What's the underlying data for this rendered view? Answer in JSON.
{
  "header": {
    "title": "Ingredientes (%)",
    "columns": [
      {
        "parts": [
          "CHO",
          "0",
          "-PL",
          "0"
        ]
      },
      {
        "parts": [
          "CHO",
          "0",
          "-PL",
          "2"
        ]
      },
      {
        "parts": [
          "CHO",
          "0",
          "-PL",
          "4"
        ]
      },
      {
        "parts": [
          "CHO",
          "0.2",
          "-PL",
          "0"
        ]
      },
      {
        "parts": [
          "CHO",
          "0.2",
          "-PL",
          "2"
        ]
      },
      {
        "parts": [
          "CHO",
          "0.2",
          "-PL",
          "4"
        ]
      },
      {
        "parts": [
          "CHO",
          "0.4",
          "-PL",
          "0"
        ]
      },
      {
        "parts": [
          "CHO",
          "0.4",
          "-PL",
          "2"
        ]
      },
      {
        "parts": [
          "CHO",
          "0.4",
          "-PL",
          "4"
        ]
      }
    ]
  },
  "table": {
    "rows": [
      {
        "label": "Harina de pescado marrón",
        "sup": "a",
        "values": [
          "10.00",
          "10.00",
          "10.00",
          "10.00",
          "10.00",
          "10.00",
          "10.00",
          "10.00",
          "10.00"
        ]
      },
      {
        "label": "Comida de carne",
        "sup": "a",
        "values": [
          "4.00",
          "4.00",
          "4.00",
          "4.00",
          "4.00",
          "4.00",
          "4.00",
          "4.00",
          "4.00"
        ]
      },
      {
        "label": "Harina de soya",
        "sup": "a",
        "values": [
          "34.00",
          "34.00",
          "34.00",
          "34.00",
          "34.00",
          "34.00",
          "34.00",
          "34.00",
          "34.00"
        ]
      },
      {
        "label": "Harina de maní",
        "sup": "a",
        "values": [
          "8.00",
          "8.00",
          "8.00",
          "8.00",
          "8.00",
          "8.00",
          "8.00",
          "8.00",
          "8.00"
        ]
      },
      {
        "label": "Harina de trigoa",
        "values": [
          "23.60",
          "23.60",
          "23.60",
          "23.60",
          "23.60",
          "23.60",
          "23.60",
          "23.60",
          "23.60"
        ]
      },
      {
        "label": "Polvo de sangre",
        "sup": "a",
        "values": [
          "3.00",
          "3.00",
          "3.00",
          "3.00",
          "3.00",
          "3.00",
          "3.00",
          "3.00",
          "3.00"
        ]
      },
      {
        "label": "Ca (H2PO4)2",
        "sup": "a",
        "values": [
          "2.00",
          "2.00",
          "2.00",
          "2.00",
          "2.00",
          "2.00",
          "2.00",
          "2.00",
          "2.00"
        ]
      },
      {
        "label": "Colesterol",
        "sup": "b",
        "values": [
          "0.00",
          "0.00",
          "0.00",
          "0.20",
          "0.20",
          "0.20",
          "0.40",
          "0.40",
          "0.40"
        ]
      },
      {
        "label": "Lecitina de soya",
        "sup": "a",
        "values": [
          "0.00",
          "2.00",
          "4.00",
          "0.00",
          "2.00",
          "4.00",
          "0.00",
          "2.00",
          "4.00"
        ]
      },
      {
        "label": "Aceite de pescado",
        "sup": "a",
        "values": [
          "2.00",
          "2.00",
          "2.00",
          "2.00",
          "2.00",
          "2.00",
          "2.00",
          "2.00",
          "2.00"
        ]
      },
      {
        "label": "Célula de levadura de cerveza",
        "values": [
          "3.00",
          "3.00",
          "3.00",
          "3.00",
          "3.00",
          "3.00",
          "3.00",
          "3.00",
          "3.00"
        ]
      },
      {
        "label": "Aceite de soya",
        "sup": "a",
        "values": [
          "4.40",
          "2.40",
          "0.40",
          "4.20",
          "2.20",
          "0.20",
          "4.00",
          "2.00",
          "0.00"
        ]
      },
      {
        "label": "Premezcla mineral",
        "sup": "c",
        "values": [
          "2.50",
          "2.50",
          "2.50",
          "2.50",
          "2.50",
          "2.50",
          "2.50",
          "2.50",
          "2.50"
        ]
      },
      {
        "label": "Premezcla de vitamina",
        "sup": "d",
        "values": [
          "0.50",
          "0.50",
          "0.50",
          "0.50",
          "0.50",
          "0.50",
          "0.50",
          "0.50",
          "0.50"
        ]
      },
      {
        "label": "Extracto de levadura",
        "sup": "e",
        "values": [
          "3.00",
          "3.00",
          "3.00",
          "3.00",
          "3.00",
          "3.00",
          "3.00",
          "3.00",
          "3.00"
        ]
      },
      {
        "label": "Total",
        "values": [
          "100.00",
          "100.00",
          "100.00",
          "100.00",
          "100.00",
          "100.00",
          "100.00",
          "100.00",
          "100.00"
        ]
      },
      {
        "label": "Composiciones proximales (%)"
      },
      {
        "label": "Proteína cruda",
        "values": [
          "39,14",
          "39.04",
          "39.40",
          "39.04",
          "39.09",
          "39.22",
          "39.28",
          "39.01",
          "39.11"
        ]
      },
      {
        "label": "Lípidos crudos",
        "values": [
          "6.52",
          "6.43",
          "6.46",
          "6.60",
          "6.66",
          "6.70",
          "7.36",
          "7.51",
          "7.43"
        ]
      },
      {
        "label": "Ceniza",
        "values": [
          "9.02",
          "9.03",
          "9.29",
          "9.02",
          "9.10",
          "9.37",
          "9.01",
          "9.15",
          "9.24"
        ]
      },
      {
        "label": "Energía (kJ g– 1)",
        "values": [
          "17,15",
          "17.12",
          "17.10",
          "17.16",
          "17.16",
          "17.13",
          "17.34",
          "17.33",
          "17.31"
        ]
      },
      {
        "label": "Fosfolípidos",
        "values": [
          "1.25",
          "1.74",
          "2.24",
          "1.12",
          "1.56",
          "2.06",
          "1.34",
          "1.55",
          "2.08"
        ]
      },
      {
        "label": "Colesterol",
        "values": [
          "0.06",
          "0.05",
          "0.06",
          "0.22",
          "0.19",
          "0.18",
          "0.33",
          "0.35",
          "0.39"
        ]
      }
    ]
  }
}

——————————

§ **GIVEN EXERCISE**: Print every line of the records exactly. Omit nothing.

§ **COMPLETE RESPONSE**:
What's the underlying data for this rendered view? Answer in JSON.
{
  "header": {
    "title": "Ingredientes (%)",
    "columns": [
      {
        "parts": [
          "CHO",
          "0",
          "-PL",
          "0"
        ]
      },
      {
        "parts": [
          "CHO",
          "0",
          "-PL",
          "2"
        ]
      },
      {
        "parts": [
          "CHO",
          "0",
          "-PL",
          "4"
        ]
      },
      {
        "parts": [
          "CHO",
          "0.2",
          "-PL",
          "0"
        ]
      },
      {
        "parts": [
          "CHO",
          "0.2",
          "-PL",
          "2"
        ]
      },
      {
        "parts": [
          "CHO",
          "0.2",
          "-PL",
          "4"
        ]
      },
      {
        "parts": [
          "CHO",
          "0.4",
          "-PL",
          "0"
        ]
      },
      {
        "parts": [
          "CHO",
          "0.4",
          "-PL",
          "2"
        ]
      },
      {
        "parts": [
          "CHO",
          "0.4",
          "-PL",
          "4"
        ]
      }
    ]
  },
  "table": {
    "rows": [
      {
        "label": "Harina de pescado marrón",
        "sup": "a",
        "values": [
          "10.00",
          "10.00",
          "10.00",
          "10.00",
          "10.00",
          "10.00",
          "10.00",
          "10.00",
          "10.00"
        ]
      },
      {
        "label": "Comida de carne",
        "sup": "a",
        "values": [
          "4.00",
          "4.00",
          "4.00",
          "4.00",
          "4.00",
          "4.00",
          "4.00",
          "4.00",
          "4.00"
        ]
      },
      {
        "label": "Harina de soya",
        "sup": "a",
        "values": [
          "34.00",
          "34.00",
          "34.00",
          "34.00",
          "34.00",
          "34.00",
          "34.00",
          "34.00",
          "34.00"
        ]
      },
      {
        "label": "Harina de maní",
        "sup": "a",
        "values": [
          "8.00",
          "8.00",
          "8.00",
          "8.00",
          "8.00",
          "8.00",
          "8.00",
          "8.00",
          "8.00"
        ]
      },
      {
        "label": "Harina de trigoa",
        "values": [
          "23.60",
          "23.60",
          "23.60",
          "23.60",
          "23.60",
          "23.60",
          "23.60",
          "23.60",
          "23.60"
        ]
      },
      {
        "label": "Polvo de sangre",
        "sup": "a",
        "values": [
          "3.00",
          "3.00",
          "3.00",
          "3.00",
          "3.00",
          "3.00",
          "3.00",
          "3.00",
          "3.00"
        ]
      },
      {
        "label": "Ca (H2PO4)2",
        "sup": "a",
        "values": [
          "2.00",
          "2.00",
          "2.00",
          "2.00",
          "2.00",
          "2.00",
          "2.00",
          "2.00",
          "2.00"
        ]
      },
      {
        "label": "Colesterol",
        "sup": "b",
        "values": [
          "0.00",
          "0.00",
          "0.00",
          "0.20",
          "0.20",
          "0.20",
          "0.40",
          "0.40",
          "0.40"
        ]
      },
      {
        "label": "Lecitina de soya",
        "sup": "a",
        "values": [
          "0.00",
          "2.00",
          "4.00",
          "0.00",
          "2.00",
          "4.00",
          "0.00",
          "2.00",
          "4.00"
        ]
      },
      {
        "label": "Aceite de pescado",
        "sup": "a",
        "values": [
          "2.00",
          "2.00",
          "2.00",
          "2.00",
          "2.00",
          "2.00",
          "2.00",
          "2.00",
          "2.00"
        ]
      },
      {
        "label": "Célula de levadura de cerveza",
        "values": [
          "3.00",
          "3.00",
          "3.00",
          "3.00",
          "3.00",
          "3.00",
          "3.00",
          "3.00",
          "3.00"
        ]
      },
      {
        "label": "Aceite de soya",
        "sup": "a",
        "values": [
          "4.40",
          "2.40",
          "0.40",
          "4.20",
          "2.20",
          "0.20",
          "4.00",
          "2.00",
          "0.00"
        ]
      },
      {
        "label": "Premezcla mineral",
        "sup": "c",
        "values": [
          "2.50",
          "2.50",
          "2.50",
          "2.50",
          "2.50",
          "2.50",
          "2.50",
          "2.50",
          "2.50"
        ]
      },
      {
        "label": "Premezcla de vitamina",
        "sup": "d",
        "values": [
          "0.50",
          "0.50",
          "0.50",
          "0.50",
          "0.50",
          "0.50",
          "0.50",
          "0.50",
          "0.50"
        ]
      },
      {
        "label": "Extracto de levadura",
        "sup": "e",
        "values": [
          "3.00",
          "3.00",
          "3.00",
          "3.00",
          "3.00",
          "3.00",
          "3.00",
          "3.00",
          "3.00"
        ]
      },
      {
        "label": "Total",
        "values": [
          "100.00",
          "100.00",
          "100.00",
          "100.00",
          "100.00",
          "100.00",
          "100.00",
          "100.00",
          "100.00"
        ]
      },
      {
        "label": "Composiciones proximales (%)"
      },
      {
        "label": "Proteína cruda",
        "values": [
          "39,14",
          "39.04",
          "39.40",
          "39.04",
          "39.09",
          "39.22",
          "39.28",
          "39.01",
          "39.11"
        ]
      },
      {
        "label": "Lípidos crudos",
        "values": [
          "6.52",
          "6.43",
          "6.46",
          "6.60",
          "6.66",
          "6.70",
          "7.36",
          "7.51",
          "7.43"
        ]
      },
      {
        "label": "Ceniza",
        "values": [
          "9.02",
          "9.03",
          "9.29",
          "9.02",
          "9.10",
          "9.37",
          "9.01",
          "9.15",
          "9.24"
        ]
      },
      {
        "label": "Energía (kJ g– 1)",
        "values": [
          "17,15",
          "17.12",
          "17.10",
          "17.16",
          "17.16",
          "17.13",
          "17.34",
          "17.33",
          "17.31"
        ]
      },
      {
        "label": "Fosfolípidos",
        "values": [
          "1.25",
          "1.74",
          "2.24",
          "1.12",
          "1.56",
          "2.06",
          "1.34",
          "1.55",
          "2.08"
        ]
      },
      {
        "label": "Colesterol",
        "values": [
          "0.06",
          "0.05",
          "0.06",
          "0.22",
          "0.19",
          "0.18",
          "0.33",
          "0.35",
          "0.39"
        ]
      }
    ]
  }
}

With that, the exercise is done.